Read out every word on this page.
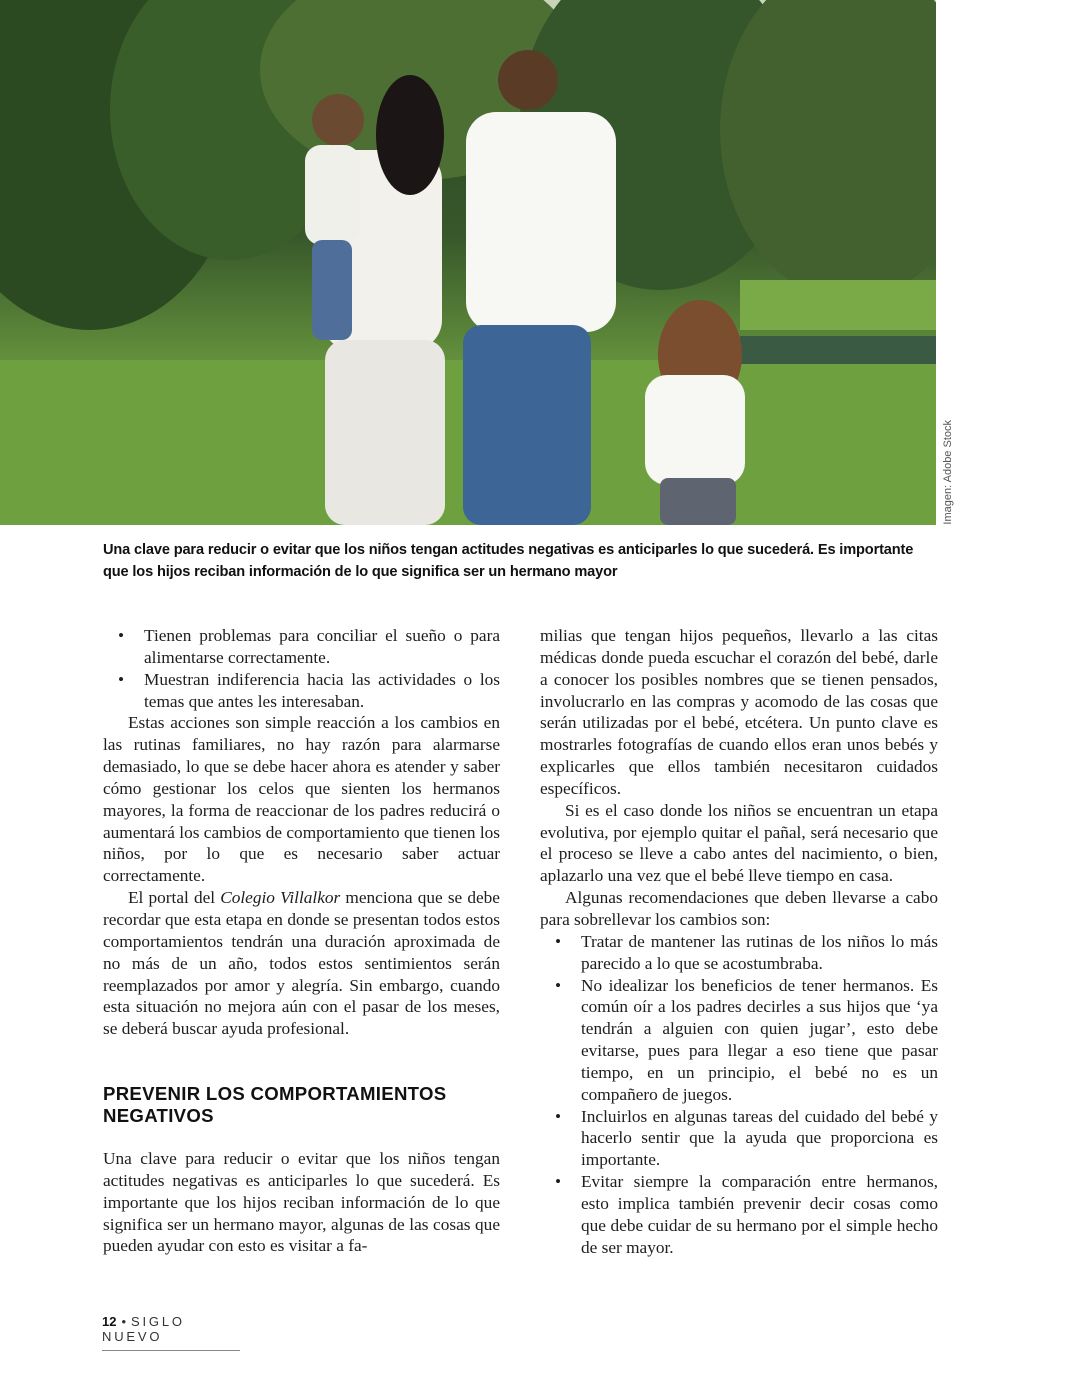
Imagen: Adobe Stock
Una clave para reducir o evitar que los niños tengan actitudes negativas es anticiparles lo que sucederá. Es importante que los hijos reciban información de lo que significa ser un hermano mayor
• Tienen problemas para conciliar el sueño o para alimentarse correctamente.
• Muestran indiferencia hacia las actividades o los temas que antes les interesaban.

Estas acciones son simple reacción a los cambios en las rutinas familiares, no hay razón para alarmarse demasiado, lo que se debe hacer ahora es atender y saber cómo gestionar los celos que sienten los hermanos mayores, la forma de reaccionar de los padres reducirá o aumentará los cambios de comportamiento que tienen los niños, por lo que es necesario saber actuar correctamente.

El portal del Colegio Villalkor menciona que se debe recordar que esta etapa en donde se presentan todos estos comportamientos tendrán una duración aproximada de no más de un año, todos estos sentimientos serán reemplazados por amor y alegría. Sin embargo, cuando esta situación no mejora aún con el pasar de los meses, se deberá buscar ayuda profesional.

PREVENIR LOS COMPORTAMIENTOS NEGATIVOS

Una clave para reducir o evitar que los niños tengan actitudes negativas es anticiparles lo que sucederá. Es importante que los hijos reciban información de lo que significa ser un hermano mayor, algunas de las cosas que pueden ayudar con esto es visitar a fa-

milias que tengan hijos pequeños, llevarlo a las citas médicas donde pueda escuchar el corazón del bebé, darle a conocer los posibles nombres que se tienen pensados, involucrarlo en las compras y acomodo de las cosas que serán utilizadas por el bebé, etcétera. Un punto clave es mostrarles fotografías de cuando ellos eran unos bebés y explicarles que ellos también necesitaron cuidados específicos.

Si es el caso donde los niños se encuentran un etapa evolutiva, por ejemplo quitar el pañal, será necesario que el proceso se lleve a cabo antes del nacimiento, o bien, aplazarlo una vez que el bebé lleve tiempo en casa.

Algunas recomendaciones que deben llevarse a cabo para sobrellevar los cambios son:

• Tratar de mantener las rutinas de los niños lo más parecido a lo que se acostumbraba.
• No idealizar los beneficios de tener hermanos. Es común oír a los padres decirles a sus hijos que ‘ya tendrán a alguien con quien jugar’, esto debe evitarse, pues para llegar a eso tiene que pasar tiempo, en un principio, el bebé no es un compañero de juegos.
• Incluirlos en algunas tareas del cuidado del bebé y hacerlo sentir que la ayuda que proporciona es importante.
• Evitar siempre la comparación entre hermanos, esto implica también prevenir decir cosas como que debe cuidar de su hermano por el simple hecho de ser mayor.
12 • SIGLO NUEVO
* * * * * * * * *
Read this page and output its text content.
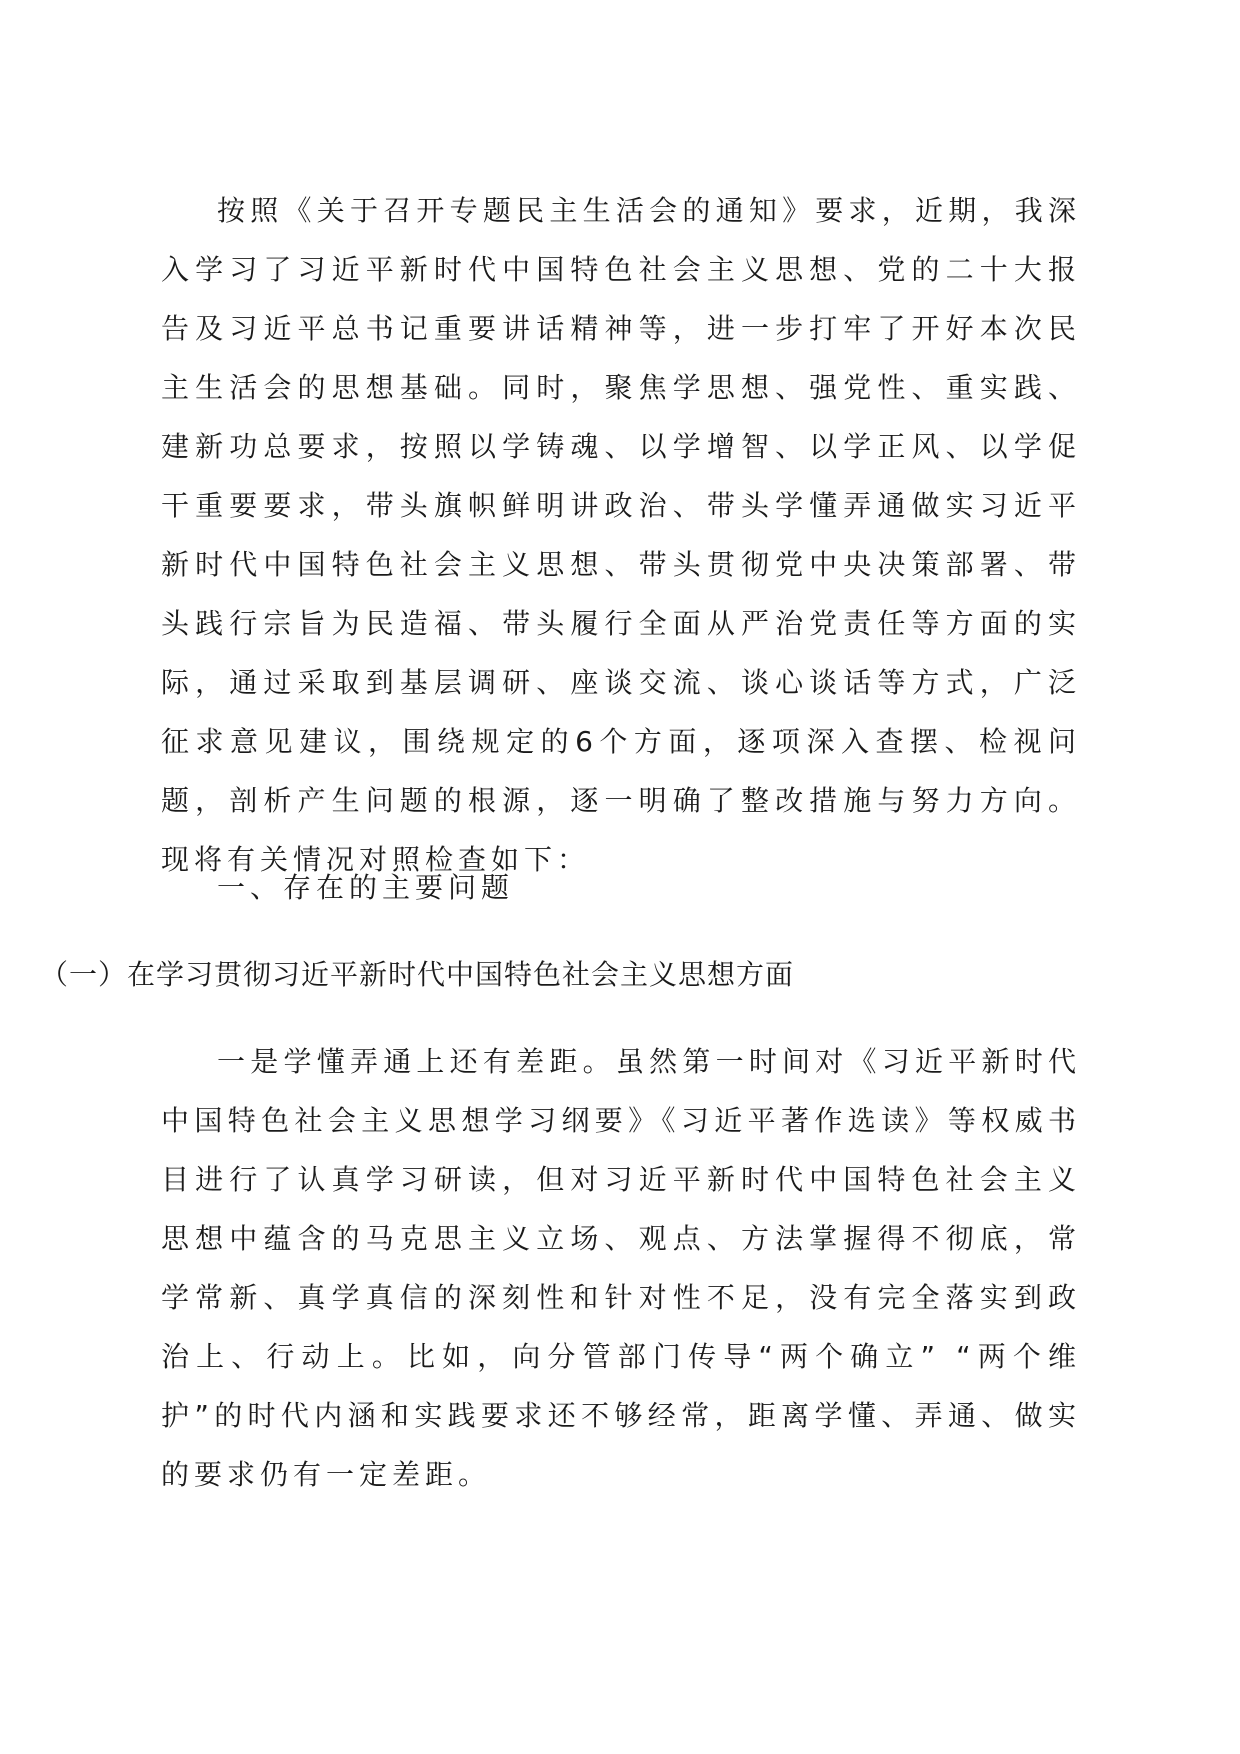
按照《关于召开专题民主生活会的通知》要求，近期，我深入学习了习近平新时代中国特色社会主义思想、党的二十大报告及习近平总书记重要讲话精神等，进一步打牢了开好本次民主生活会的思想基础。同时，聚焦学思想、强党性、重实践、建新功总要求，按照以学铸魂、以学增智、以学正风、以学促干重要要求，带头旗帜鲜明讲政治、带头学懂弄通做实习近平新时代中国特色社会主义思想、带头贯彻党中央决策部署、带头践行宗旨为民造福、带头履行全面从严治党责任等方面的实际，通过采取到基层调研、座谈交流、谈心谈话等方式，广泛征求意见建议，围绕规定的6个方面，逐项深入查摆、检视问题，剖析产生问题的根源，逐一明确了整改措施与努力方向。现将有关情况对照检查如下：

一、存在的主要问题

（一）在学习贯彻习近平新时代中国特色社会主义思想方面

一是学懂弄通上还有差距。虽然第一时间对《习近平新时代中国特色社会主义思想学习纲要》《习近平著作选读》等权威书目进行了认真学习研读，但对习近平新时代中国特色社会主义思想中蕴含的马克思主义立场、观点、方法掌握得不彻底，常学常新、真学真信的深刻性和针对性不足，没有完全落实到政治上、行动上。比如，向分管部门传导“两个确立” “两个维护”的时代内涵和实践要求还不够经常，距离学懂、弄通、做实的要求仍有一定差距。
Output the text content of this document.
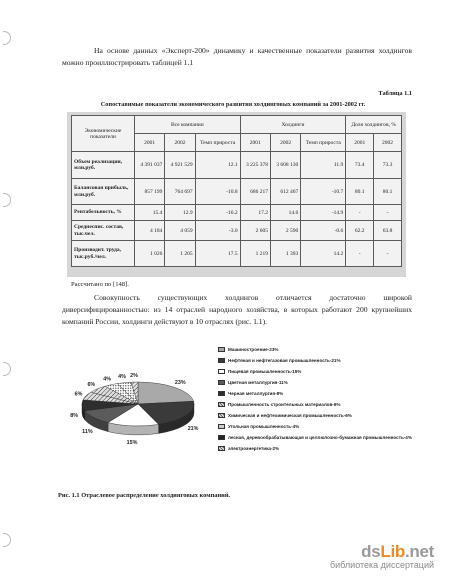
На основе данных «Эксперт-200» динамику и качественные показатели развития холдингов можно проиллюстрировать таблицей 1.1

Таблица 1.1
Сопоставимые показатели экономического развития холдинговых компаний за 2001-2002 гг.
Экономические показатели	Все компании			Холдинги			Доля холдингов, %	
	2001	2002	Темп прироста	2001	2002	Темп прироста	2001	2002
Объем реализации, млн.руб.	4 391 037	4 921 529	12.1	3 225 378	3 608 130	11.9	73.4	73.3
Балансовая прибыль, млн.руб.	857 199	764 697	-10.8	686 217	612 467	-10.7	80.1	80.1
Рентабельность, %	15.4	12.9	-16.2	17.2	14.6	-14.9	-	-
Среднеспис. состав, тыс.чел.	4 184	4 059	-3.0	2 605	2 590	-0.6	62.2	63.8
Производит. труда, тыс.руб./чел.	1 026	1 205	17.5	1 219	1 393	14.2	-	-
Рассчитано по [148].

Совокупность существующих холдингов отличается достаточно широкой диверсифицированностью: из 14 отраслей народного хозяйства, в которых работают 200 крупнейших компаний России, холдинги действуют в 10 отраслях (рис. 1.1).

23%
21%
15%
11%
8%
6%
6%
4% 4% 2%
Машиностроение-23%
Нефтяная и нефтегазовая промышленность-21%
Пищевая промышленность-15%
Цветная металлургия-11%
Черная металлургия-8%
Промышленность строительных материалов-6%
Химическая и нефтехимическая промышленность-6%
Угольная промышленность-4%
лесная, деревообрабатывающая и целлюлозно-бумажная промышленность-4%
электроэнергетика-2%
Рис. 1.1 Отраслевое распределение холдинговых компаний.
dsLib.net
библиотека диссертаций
* * * * * * * * *
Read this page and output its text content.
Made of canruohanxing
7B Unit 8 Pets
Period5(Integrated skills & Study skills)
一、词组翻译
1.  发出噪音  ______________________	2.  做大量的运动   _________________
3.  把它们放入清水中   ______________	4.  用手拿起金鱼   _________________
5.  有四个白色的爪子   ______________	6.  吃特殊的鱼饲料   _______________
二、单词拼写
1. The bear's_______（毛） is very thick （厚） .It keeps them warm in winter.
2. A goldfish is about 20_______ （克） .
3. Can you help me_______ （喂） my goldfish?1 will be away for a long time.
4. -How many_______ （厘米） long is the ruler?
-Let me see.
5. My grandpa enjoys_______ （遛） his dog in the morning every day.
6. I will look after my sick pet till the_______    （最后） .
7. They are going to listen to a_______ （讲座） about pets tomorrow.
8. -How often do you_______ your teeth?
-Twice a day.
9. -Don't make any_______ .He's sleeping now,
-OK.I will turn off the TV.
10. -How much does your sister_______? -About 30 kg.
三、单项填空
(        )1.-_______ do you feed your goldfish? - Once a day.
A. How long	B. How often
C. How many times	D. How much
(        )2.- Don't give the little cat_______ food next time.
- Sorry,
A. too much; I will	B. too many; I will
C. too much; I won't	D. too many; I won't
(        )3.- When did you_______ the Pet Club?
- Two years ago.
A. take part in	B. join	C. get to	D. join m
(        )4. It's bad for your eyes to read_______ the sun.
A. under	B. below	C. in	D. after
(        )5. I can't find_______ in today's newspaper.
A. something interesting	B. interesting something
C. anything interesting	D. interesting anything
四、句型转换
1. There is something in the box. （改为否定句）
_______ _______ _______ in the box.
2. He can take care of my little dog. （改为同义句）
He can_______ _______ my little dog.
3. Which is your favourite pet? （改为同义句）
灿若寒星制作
* * * * * * * * *
> _What the exercise asks_:
Only the number is needed: state how many lines in the listing contain "goldfish".

> _The solution_:
3